#### [Exercise prompt]
Here are some records; copy every line that holds the word "ylabel".
==*==
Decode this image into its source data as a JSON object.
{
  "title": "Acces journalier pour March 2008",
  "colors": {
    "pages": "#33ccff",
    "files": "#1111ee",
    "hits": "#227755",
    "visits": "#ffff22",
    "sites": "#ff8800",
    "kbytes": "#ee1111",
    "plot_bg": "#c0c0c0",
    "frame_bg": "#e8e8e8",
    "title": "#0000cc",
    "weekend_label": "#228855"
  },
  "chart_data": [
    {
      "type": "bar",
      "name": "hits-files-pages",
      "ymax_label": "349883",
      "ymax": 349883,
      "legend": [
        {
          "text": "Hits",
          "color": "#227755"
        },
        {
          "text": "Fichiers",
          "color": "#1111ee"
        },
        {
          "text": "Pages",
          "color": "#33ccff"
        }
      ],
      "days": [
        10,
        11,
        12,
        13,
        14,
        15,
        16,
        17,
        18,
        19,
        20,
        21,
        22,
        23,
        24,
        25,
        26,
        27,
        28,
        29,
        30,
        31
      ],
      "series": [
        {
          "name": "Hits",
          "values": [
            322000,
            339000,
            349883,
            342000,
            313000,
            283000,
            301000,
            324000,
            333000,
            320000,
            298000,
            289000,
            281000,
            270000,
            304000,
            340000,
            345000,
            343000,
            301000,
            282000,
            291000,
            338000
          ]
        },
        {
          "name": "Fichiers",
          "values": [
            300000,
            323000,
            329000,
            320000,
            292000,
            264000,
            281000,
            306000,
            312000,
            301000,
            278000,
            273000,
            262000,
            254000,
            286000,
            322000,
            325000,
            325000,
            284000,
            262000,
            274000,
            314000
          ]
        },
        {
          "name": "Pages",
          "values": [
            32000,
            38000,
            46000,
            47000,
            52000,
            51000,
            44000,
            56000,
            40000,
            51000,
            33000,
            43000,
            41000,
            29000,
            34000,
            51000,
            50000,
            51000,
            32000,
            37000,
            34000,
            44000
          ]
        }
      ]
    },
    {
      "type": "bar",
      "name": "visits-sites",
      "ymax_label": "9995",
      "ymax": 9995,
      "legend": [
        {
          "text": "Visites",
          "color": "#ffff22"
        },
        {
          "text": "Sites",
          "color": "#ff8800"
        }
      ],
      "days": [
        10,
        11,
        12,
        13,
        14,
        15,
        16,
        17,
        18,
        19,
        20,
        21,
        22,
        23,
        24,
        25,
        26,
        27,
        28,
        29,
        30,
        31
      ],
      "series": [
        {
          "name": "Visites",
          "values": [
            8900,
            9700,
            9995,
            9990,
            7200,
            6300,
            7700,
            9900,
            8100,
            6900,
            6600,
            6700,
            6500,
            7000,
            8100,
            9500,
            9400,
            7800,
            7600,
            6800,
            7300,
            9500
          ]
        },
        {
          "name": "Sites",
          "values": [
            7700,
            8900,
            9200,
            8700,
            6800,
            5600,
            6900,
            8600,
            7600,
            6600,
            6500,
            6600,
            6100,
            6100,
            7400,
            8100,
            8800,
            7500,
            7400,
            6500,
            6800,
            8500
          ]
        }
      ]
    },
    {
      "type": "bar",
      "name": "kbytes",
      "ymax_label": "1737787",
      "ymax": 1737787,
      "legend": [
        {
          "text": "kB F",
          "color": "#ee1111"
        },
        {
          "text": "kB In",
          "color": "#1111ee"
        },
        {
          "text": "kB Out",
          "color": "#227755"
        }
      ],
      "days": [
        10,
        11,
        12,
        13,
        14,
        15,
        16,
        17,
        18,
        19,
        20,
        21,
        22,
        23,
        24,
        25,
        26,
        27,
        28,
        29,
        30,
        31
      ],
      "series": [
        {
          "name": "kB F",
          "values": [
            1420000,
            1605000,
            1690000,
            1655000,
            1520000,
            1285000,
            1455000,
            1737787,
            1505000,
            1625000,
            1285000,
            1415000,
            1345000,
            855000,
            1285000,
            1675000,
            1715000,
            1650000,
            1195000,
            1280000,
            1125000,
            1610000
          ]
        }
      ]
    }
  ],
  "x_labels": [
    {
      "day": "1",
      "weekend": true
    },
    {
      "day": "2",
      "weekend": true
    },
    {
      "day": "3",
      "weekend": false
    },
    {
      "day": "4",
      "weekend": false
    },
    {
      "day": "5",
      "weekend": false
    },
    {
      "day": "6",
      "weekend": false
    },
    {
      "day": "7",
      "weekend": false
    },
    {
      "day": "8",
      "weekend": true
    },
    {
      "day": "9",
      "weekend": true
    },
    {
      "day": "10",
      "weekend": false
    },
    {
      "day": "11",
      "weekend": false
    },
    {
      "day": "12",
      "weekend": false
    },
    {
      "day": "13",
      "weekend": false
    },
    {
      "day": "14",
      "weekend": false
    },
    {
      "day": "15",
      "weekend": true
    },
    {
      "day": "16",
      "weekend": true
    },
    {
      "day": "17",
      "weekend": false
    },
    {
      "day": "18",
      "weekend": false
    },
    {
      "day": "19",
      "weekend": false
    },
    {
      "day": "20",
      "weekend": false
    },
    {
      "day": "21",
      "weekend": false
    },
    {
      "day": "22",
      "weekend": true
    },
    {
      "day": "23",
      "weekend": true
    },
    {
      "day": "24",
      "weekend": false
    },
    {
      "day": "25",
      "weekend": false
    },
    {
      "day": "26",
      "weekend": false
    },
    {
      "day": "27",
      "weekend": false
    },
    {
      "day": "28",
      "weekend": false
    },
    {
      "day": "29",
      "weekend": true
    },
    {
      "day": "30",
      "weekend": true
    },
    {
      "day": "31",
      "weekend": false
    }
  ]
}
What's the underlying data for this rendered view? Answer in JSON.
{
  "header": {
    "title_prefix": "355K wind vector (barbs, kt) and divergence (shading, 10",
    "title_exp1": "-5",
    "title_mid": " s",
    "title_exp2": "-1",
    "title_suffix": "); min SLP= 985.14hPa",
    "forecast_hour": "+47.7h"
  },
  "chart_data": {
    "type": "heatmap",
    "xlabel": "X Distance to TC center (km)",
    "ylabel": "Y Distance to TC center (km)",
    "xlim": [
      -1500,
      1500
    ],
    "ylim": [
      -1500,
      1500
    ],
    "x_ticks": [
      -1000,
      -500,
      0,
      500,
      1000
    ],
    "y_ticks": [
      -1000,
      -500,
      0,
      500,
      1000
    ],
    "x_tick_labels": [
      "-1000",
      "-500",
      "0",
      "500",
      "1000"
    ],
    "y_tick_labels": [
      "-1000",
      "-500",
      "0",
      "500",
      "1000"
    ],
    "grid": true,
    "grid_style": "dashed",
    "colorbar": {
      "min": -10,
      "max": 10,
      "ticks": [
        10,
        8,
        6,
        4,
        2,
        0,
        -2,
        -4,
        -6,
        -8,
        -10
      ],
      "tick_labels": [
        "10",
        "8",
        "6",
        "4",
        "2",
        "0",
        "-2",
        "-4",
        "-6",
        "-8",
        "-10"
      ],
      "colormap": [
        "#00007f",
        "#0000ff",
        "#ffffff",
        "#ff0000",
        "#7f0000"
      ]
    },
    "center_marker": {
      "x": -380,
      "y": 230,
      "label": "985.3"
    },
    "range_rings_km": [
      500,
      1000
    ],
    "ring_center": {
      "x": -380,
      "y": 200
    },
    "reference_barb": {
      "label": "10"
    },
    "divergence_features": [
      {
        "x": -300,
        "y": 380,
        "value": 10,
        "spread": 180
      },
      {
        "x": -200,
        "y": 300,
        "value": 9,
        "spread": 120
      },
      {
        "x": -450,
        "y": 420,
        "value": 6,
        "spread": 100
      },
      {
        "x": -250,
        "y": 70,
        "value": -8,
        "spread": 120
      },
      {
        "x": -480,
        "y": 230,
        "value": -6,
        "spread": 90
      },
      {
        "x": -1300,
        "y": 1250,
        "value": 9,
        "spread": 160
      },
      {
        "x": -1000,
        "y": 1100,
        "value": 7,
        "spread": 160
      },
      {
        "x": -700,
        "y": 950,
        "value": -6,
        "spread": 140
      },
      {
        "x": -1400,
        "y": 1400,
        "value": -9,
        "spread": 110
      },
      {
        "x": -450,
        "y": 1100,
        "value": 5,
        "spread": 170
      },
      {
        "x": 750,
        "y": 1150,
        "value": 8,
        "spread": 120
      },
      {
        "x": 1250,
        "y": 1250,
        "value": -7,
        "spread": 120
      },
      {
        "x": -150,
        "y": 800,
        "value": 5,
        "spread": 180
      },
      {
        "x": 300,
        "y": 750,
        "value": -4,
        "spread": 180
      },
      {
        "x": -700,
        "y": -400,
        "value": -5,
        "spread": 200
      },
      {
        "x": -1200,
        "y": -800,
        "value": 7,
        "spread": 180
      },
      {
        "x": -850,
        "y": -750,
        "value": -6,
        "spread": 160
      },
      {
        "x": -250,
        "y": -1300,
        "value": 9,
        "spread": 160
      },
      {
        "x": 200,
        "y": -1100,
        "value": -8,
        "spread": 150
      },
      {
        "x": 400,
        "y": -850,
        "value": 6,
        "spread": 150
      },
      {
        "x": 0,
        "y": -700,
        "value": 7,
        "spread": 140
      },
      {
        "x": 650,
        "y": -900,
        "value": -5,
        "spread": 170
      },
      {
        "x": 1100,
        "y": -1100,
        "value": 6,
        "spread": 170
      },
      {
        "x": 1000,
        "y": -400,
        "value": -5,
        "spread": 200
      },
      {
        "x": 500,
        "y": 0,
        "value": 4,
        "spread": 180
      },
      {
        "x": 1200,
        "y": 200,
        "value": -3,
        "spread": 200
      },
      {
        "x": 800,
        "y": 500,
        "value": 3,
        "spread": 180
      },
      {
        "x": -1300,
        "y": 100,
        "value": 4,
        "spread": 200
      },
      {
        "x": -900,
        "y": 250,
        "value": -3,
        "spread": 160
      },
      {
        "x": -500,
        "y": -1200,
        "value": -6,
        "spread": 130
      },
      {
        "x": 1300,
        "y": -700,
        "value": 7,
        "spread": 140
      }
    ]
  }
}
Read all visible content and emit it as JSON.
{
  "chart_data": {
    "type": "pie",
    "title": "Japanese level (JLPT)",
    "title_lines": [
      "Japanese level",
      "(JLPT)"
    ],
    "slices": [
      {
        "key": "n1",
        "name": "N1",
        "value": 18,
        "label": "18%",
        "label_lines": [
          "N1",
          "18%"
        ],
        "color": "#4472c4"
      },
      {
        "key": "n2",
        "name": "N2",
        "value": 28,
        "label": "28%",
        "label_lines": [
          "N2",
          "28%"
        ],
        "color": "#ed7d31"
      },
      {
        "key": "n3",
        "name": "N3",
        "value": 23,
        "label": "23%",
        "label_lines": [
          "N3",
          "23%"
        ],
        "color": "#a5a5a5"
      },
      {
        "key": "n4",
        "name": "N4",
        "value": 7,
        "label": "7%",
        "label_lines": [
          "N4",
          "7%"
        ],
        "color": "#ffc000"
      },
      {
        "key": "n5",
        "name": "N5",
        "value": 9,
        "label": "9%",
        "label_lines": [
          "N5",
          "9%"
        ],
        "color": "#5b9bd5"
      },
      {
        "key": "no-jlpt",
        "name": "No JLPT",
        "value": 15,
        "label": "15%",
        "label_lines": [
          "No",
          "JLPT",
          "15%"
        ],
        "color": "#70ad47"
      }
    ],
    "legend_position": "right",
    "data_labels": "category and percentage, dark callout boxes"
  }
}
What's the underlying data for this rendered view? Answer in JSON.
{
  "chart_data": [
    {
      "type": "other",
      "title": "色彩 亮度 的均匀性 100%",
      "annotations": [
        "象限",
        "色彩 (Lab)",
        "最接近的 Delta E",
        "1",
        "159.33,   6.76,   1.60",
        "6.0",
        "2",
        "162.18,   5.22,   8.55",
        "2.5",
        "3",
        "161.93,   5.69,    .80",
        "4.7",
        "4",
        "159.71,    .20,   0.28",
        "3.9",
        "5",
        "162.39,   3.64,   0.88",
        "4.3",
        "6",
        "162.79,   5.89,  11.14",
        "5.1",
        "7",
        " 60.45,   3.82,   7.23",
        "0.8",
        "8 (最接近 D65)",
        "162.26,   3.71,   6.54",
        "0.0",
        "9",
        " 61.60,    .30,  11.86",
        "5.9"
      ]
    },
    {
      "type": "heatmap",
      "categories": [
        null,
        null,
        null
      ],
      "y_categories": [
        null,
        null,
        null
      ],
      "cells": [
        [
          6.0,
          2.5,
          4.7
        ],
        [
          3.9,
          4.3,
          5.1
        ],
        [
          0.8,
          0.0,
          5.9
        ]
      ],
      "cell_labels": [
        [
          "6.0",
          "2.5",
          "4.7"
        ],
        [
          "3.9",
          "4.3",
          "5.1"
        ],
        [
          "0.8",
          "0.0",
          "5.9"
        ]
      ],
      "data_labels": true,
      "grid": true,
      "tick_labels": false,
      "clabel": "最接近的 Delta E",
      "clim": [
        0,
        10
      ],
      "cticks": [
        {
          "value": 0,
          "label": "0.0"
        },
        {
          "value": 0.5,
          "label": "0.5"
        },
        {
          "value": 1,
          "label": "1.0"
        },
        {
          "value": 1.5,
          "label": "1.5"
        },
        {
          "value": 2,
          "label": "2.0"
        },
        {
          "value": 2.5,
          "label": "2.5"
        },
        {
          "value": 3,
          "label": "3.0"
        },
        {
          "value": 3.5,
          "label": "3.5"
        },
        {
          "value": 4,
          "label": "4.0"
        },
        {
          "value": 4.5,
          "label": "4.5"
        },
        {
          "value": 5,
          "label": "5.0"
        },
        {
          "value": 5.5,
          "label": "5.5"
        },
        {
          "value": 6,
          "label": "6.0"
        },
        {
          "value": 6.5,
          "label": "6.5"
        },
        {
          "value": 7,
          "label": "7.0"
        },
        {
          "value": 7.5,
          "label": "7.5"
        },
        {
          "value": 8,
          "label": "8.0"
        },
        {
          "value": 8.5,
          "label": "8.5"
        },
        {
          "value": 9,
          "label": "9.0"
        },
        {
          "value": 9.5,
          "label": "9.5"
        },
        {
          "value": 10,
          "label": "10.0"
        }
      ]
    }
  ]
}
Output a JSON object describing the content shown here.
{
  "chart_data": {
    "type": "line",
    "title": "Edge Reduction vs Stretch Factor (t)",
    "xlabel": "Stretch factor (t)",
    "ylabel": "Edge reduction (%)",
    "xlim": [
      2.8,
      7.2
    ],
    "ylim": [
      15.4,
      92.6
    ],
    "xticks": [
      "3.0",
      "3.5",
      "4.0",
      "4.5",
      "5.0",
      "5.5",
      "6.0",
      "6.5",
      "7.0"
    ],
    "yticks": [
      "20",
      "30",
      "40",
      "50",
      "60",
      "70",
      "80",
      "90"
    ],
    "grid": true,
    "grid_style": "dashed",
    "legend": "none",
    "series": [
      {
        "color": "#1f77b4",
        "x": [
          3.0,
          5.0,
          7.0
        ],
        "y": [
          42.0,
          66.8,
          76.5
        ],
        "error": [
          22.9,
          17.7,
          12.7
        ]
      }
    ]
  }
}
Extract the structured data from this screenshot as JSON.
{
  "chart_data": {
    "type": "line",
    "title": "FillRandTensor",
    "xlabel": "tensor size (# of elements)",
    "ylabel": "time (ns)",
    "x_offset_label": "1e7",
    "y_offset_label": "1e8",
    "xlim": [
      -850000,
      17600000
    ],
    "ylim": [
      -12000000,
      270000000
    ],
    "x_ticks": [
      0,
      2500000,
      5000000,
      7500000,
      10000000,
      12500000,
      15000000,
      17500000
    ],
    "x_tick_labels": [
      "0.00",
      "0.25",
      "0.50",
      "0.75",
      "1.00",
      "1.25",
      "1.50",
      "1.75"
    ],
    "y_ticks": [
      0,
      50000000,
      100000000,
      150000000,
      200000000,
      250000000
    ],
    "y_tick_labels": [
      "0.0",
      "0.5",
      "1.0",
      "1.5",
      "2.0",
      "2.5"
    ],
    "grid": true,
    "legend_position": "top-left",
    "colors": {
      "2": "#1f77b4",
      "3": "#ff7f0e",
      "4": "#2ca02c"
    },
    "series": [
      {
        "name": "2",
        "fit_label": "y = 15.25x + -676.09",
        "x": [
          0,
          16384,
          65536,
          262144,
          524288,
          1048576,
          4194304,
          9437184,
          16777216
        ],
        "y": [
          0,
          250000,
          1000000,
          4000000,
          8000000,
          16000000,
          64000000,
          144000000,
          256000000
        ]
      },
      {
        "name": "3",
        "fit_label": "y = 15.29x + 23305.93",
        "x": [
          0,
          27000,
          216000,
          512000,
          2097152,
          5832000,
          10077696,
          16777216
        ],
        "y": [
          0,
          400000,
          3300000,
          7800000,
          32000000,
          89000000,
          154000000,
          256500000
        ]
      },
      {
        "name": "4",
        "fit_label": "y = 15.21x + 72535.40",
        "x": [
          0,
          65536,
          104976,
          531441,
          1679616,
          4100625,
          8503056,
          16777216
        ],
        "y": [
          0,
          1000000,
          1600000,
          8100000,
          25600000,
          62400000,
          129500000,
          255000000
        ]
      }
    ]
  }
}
==*==
#### [Full response]
    "ylabel": "Y Distance to TC center (km)",
    "ylabel": "Edge reduction (%)",
    "ylabel": "time (ns)",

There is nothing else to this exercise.